Part of a data file
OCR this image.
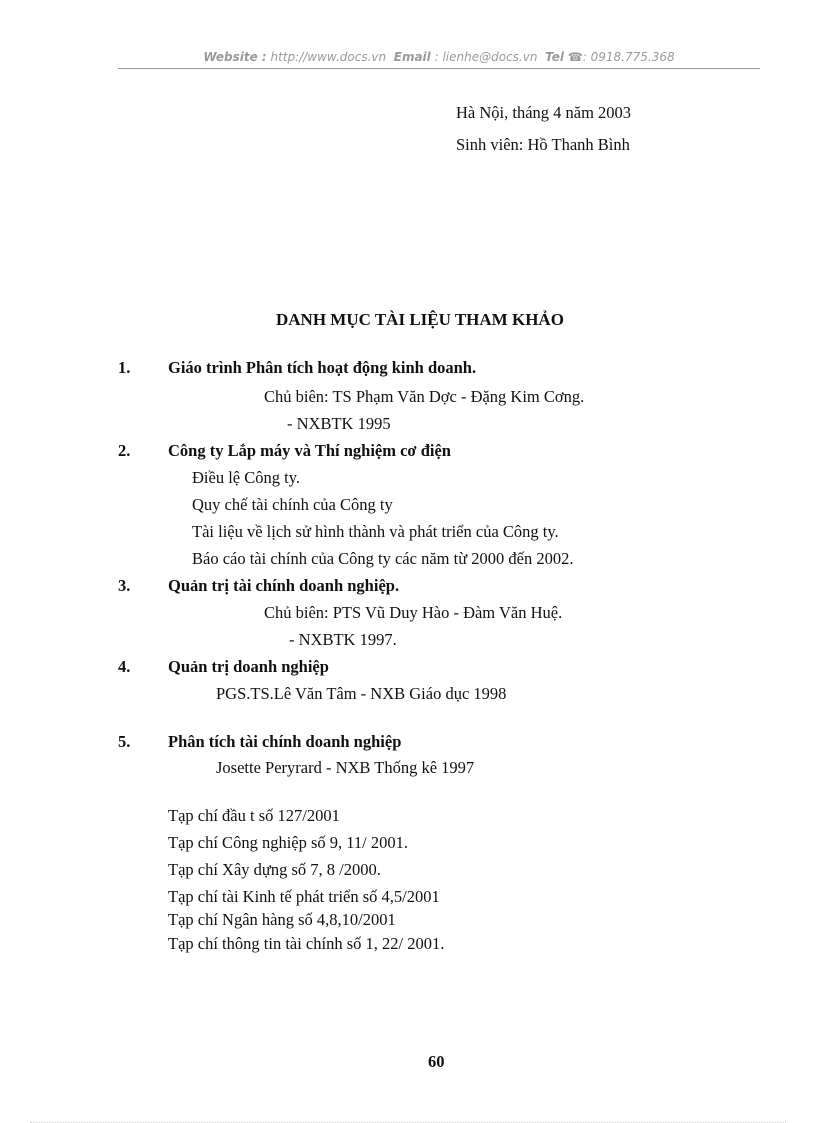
Website : http://www.docs.vn Email : lienhe@docs.vn Tel ☎: 0918.775.368
Hà Nội, tháng 4 năm 2003
Sinh viên: Hồ Thanh Bình
DANH MỤC TÀI LIỆU THAM KHẢO
1. Giáo trình Phân tích hoạt động kinh doanh.
Chủ biên: TS Phạm Văn Dợc - Đặng Kim Cơng.
- NXBTK 1995
2. Công ty Lắp máy và Thí nghiệm cơ điện
Điều lệ Công ty.
Quy chế tài chính của Công ty
Tài liệu về lịch sử hình thành và phát triển của Công ty.
Báo cáo tài chính của Công ty các năm từ 2000 đến 2002.
3. Quản trị tài chính doanh nghiệp.
Chủ biên: PTS Vũ Duy Hào - Đàm Văn Huệ.
- NXBTK 1997.
4. Quản trị doanh nghiệp
PGS.TS.Lê Văn Tâm - NXB Giáo dục 1998
5. Phân tích tài chính doanh nghiệp
Josette Peryrard - NXB Thống kê 1997
Tạp chí đầu t số 127/2001
Tạp chí Công nghiệp số 9, 11/ 2001.
Tạp chí Xây dựng số 7, 8 /2000.
Tạp chí tài Kinh tế phát triển số 4,5/2001
Tạp chí Ngân hàng số 4,8,10/2001
Tạp chí thông tin tài chính số 1, 22/ 2001.
60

INSTRUCTIONS FOR THE TASK
Keep the pictures out and write out the records exactly.

TASK SOLUTION
OCR this image.
Website : http://www.docs.vn Email : lienhe@docs.vn Tel ☎: 0918.775.368
Hà Nội, tháng 4 năm 2003
Sinh viên: Hồ Thanh Bình
DANH MỤC TÀI LIỆU THAM KHẢO
1. Giáo trình Phân tích hoạt động kinh doanh.
Chủ biên: TS Phạm Văn Dợc - Đặng Kim Cơng.
- NXBTK 1995
2. Công ty Lắp máy và Thí nghiệm cơ điện
Điều lệ Công ty.
Quy chế tài chính của Công ty
Tài liệu về lịch sử hình thành và phát triển của Công ty.
Báo cáo tài chính của Công ty các năm từ 2000 đến 2002.
3. Quản trị tài chính doanh nghiệp.
Chủ biên: PTS Vũ Duy Hào - Đàm Văn Huệ.
- NXBTK 1997.
4. Quản trị doanh nghiệp
PGS.TS.Lê Văn Tâm - NXB Giáo dục 1998
5. Phân tích tài chính doanh nghiệp
Josette Peryrard - NXB Thống kê 1997
Tạp chí đầu t số 127/2001
Tạp chí Công nghiệp số 9, 11/ 2001.
Tạp chí Xây dựng số 7, 8 /2000.
Tạp chí tài Kinh tế phát triển số 4,5/2001
Tạp chí Ngân hàng số 4,8,10/2001
Tạp chí thông tin tài chính số 1, 22/ 2001.
60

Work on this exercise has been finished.